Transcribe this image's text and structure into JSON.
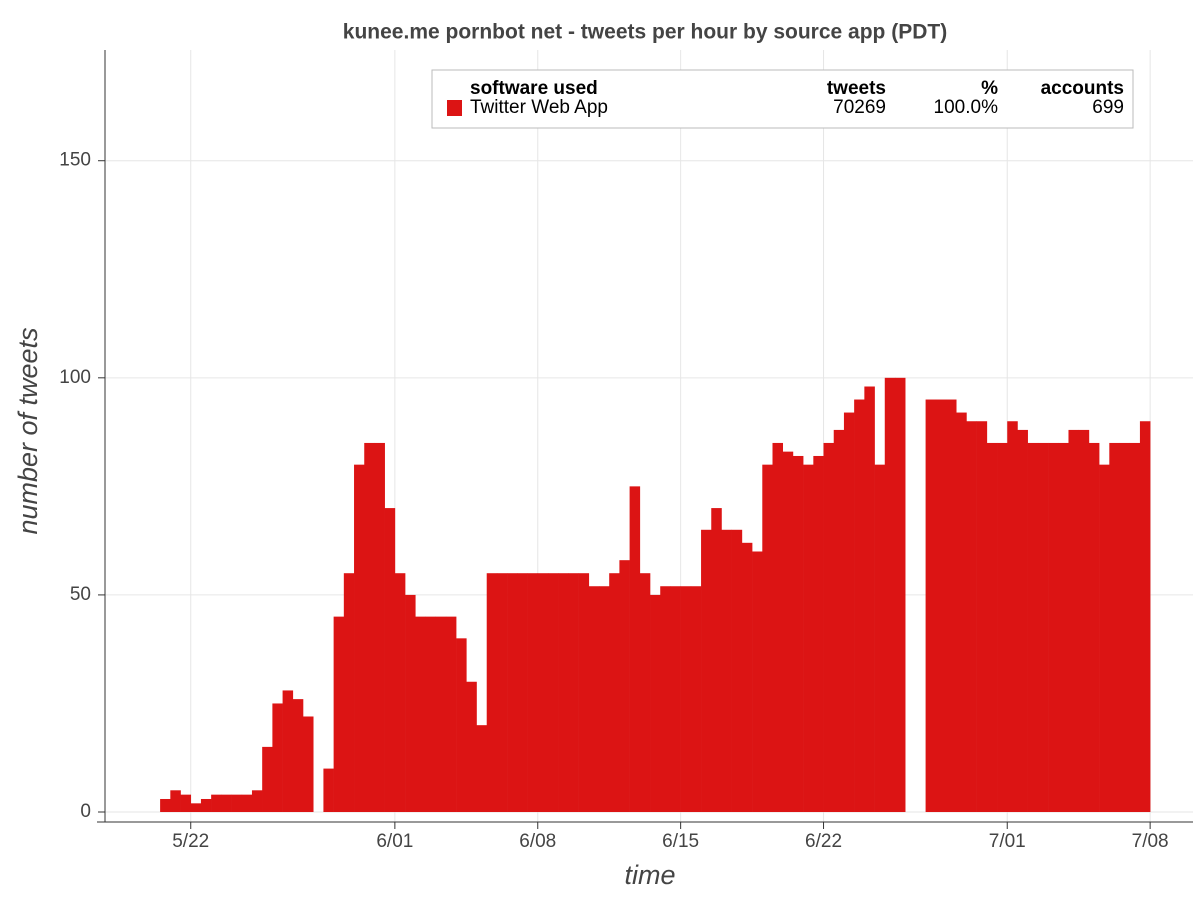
{
  "chart_data": {
    "type": "bar",
    "title": "kunee.me pornbot net - tweets per hour by source app (PDT)",
    "x_label": "time",
    "y_label": "number of tweets",
    "x": [
      20.5,
      21,
      21.5,
      22,
      22.5,
      23,
      23.5,
      24,
      24.5,
      25,
      25.5,
      26,
      26.5,
      27,
      27.5,
      28,
      28.5,
      29,
      29.5,
      30,
      30.5,
      31,
      31.5,
      32,
      32.5,
      33,
      33.5,
      34,
      34.5,
      35,
      35.5,
      36,
      36.5,
      37,
      37.5,
      38,
      38.5,
      39,
      39.5,
      40,
      40.5,
      41,
      41.5,
      42,
      42.5,
      43,
      43.5,
      44,
      44.5,
      45,
      45.5,
      46,
      46.5,
      47,
      47.5,
      48,
      48.5,
      49,
      49.5,
      50,
      50.5,
      51,
      51.5,
      52,
      52.5,
      53,
      53.5,
      54,
      54.5,
      55,
      55.5,
      56,
      56.5,
      57,
      57.5,
      58,
      58.5,
      59,
      59.5,
      60,
      60.5,
      61,
      61.5,
      62,
      62.5,
      63,
      63.5,
      64,
      64.5,
      65,
      65.5,
      66,
      66.5,
      67,
      67.5,
      68,
      68.5
    ],
    "series": [
      {
        "name": "Twitter Web App",
        "color": "#dc1414",
        "values": [
          3,
          5,
          4,
          2,
          3,
          4,
          4,
          4,
          4,
          5,
          15,
          25,
          28,
          26,
          22,
          0,
          10,
          45,
          55,
          80,
          85,
          85,
          70,
          55,
          50,
          45,
          45,
          45,
          45,
          40,
          30,
          20,
          55,
          55,
          55,
          55,
          55,
          55,
          55,
          55,
          55,
          55,
          52,
          52,
          55,
          58,
          75,
          55,
          50,
          52,
          52,
          52,
          52,
          65,
          70,
          65,
          65,
          62,
          60,
          80,
          85,
          83,
          82,
          80,
          82,
          85,
          88,
          92,
          95,
          98,
          80,
          100,
          100,
          0,
          0,
          95,
          95,
          95,
          92,
          90,
          90,
          85,
          85,
          90,
          88,
          85,
          85,
          85,
          85,
          88,
          88,
          85,
          80,
          85,
          85,
          85,
          90
        ]
      }
    ],
    "xlim": [
      17.8,
      71.1
    ],
    "xticks": [
      {
        "value": 22,
        "label": "5/22"
      },
      {
        "value": 32,
        "label": "6/01"
      },
      {
        "value": 39,
        "label": "6/08"
      },
      {
        "value": 46,
        "label": "6/15"
      },
      {
        "value": 53,
        "label": "6/22"
      },
      {
        "value": 62,
        "label": "7/01"
      },
      {
        "value": 69,
        "label": "7/08"
      }
    ],
    "ylim": [
      -2.3,
      175.5
    ],
    "yticks": [
      0,
      50,
      100,
      150
    ],
    "grid": true,
    "legend": {
      "header": [
        "software used",
        "tweets",
        "%",
        "accounts"
      ],
      "rows": [
        [
          "Twitter Web App",
          70269,
          "100.0%",
          699
        ]
      ]
    }
  }
}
---+---
= DESCRIPTION OF THE TASK =
Reproduce all of the entries word for word, skipping any pictures they hold.

= RESPONSE TO THIS TASK =
Transcribe this image's text and structure into JSON.
{
  "chart_data": {
    "type": "bar",
    "title": "kunee.me pornbot net - tweets per hour by source app (PDT)",
    "x_label": "time",
    "y_label": "number of tweets",
    "x": [
      20.5,
      21,
      21.5,
      22,
      22.5,
      23,
      23.5,
      24,
      24.5,
      25,
      25.5,
      26,
      26.5,
      27,
      27.5,
      28,
      28.5,
      29,
      29.5,
      30,
      30.5,
      31,
      31.5,
      32,
      32.5,
      33,
      33.5,
      34,
      34.5,
      35,
      35.5,
      36,
      36.5,
      37,
      37.5,
      38,
      38.5,
      39,
      39.5,
      40,
      40.5,
      41,
      41.5,
      42,
      42.5,
      43,
      43.5,
      44,
      44.5,
      45,
      45.5,
      46,
      46.5,
      47,
      47.5,
      48,
      48.5,
      49,
      49.5,
      50,
      50.5,
      51,
      51.5,
      52,
      52.5,
      53,
      53.5,
      54,
      54.5,
      55,
      55.5,
      56,
      56.5,
      57,
      57.5,
      58,
      58.5,
      59,
      59.5,
      60,
      60.5,
      61,
      61.5,
      62,
      62.5,
      63,
      63.5,
      64,
      64.5,
      65,
      65.5,
      66,
      66.5,
      67,
      67.5,
      68,
      68.5
    ],
    "series": [
      {
        "name": "Twitter Web App",
        "color": "#dc1414",
        "values": [
          3,
          5,
          4,
          2,
          3,
          4,
          4,
          4,
          4,
          5,
          15,
          25,
          28,
          26,
          22,
          0,
          10,
          45,
          55,
          80,
          85,
          85,
          70,
          55,
          50,
          45,
          45,
          45,
          45,
          40,
          30,
          20,
          55,
          55,
          55,
          55,
          55,
          55,
          55,
          55,
          55,
          55,
          52,
          52,
          55,
          58,
          75,
          55,
          50,
          52,
          52,
          52,
          52,
          65,
          70,
          65,
          65,
          62,
          60,
          80,
          85,
          83,
          82,
          80,
          82,
          85,
          88,
          92,
          95,
          98,
          80,
          100,
          100,
          0,
          0,
          95,
          95,
          95,
          92,
          90,
          90,
          85,
          85,
          90,
          88,
          85,
          85,
          85,
          85,
          88,
          88,
          85,
          80,
          85,
          85,
          85,
          90
        ]
      }
    ],
    "xlim": [
      17.8,
      71.1
    ],
    "xticks": [
      {
        "value": 22,
        "label": "5/22"
      },
      {
        "value": 32,
        "label": "6/01"
      },
      {
        "value": 39,
        "label": "6/08"
      },
      {
        "value": 46,
        "label": "6/15"
      },
      {
        "value": 53,
        "label": "6/22"
      },
      {
        "value": 62,
        "label": "7/01"
      },
      {
        "value": 69,
        "label": "7/08"
      }
    ],
    "ylim": [
      -2.3,
      175.5
    ],
    "yticks": [
      0,
      50,
      100,
      150
    ],
    "grid": true,
    "legend": {
      "header": [
        "software used",
        "tweets",
        "%",
        "accounts"
      ],
      "rows": [
        [
          "Twitter Web App",
          70269,
          "100.0%",
          699
        ]
      ]
    }
  }
}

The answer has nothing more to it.